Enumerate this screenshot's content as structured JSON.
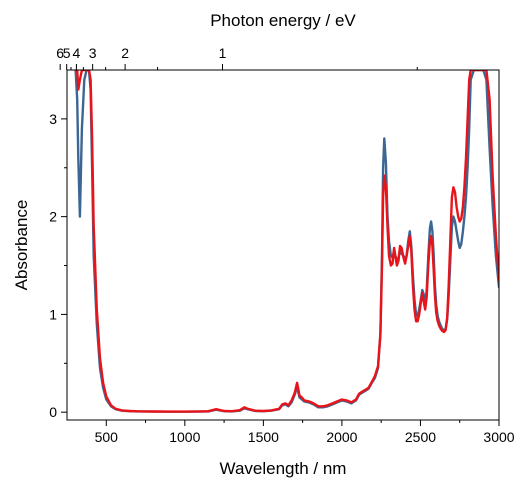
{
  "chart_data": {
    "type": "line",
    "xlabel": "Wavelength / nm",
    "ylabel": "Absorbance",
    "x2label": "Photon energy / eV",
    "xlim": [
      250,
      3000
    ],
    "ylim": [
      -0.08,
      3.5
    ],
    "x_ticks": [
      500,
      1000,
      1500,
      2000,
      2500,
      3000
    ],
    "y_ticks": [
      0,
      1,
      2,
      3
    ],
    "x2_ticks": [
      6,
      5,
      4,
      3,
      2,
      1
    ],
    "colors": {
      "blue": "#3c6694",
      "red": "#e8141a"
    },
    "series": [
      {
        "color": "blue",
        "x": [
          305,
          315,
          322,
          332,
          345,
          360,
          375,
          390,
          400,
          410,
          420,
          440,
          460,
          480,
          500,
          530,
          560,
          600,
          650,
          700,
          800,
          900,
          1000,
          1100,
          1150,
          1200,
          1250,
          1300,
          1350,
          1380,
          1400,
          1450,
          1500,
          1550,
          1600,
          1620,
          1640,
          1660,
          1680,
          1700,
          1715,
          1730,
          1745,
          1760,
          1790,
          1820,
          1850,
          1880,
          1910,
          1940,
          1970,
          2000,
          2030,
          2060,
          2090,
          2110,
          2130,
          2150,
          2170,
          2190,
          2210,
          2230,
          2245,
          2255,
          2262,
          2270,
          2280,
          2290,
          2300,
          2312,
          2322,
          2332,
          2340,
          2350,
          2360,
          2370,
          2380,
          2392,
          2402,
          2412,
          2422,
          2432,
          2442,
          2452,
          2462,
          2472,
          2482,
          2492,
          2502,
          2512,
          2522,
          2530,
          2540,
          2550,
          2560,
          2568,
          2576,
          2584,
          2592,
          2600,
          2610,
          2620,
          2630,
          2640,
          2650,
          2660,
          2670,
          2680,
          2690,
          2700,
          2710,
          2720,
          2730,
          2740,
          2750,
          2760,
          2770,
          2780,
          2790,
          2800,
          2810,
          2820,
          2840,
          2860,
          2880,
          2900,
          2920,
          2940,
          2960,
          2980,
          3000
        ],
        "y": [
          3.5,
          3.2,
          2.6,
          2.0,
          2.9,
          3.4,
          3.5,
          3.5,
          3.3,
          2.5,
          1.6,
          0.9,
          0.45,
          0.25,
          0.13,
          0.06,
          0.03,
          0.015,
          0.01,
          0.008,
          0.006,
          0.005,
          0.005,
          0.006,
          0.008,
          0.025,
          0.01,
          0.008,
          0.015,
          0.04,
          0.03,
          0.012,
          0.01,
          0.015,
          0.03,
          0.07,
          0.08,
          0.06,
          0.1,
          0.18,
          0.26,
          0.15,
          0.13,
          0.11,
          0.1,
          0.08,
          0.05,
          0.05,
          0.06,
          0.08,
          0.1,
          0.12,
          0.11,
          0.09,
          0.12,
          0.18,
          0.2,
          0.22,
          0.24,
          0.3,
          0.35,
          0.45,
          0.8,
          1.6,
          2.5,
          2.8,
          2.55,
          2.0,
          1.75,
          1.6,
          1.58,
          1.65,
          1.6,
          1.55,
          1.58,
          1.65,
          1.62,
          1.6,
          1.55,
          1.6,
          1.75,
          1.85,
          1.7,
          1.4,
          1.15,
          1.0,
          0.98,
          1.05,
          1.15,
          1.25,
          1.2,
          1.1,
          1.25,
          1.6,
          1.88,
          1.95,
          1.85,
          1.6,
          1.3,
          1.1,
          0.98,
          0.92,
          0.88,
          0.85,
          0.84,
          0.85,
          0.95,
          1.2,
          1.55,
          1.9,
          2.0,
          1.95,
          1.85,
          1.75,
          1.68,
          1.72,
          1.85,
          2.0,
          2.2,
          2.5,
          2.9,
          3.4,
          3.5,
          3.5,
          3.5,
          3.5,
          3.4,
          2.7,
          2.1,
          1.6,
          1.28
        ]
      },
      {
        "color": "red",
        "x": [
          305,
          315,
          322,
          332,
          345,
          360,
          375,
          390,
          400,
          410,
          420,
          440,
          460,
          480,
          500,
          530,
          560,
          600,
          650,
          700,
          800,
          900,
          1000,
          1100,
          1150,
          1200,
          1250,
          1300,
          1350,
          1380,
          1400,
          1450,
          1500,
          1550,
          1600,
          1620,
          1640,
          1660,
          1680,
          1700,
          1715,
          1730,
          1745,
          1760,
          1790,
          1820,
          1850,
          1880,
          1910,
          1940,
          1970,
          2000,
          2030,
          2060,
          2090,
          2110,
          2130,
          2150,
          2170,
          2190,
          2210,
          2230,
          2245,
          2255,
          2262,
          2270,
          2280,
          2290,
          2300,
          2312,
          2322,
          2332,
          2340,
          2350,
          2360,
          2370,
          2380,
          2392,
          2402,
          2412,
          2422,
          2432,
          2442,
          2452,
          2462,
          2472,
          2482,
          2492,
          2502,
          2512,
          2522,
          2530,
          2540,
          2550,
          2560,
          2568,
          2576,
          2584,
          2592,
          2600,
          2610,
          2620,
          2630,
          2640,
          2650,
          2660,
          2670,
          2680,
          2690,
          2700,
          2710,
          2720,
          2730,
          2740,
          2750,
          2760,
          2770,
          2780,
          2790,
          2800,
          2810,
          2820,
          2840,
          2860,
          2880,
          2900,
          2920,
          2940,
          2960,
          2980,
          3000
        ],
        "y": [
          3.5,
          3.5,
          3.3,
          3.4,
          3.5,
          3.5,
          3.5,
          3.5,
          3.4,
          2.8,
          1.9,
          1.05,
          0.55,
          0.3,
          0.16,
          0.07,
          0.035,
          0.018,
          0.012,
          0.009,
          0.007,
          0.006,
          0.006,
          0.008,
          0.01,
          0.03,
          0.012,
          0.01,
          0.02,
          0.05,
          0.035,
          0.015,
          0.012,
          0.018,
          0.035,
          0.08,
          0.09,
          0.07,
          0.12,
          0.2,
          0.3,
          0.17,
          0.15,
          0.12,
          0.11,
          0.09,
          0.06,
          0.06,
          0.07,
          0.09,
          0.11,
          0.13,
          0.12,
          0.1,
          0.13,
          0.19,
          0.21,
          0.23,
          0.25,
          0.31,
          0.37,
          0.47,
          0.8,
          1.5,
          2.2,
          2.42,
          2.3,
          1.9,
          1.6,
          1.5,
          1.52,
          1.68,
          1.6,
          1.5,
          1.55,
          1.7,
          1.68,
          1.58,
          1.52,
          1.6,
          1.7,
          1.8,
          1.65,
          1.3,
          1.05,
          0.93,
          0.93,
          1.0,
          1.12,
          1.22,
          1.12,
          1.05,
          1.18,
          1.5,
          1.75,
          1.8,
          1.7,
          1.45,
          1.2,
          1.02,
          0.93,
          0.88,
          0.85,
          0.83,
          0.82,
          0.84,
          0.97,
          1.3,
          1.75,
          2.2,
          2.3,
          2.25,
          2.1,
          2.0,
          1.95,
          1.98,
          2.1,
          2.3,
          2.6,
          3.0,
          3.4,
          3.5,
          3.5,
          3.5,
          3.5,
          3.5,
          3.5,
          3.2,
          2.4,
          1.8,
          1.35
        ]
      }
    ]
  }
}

--

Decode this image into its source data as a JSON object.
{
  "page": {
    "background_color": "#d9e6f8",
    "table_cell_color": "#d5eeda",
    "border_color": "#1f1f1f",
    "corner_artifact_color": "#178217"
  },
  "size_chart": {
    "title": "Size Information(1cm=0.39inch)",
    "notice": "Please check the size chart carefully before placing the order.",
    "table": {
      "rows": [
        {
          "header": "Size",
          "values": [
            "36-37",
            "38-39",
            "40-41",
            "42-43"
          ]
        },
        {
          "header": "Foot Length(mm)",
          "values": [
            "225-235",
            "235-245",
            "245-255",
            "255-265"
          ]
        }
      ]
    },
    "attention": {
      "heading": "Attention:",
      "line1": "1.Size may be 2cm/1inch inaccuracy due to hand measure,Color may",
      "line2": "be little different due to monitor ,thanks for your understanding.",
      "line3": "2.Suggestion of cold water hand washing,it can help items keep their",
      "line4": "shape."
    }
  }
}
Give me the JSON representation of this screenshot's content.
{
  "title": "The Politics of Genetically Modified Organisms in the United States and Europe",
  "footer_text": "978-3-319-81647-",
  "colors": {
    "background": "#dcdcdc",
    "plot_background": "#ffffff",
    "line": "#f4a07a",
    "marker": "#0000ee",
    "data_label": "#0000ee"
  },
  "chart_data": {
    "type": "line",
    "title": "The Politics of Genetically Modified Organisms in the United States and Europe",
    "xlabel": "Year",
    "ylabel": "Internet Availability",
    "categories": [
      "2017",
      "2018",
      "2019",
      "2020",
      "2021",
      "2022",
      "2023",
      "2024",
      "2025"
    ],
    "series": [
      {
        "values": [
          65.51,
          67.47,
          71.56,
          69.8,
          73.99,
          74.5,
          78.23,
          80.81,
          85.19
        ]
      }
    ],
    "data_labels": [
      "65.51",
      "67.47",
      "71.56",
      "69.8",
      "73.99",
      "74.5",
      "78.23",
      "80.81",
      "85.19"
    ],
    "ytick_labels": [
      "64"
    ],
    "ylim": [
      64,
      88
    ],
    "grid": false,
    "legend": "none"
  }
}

_Problem description:_ Scan the listing above for the word "States" and show each line where it is found.

_Output for this exercise:_
  "title": "The Politics of Genetically Modified Organisms in the United States and Europe",
    "title": "The Politics of Genetically Modified Organisms in the United States and Europe",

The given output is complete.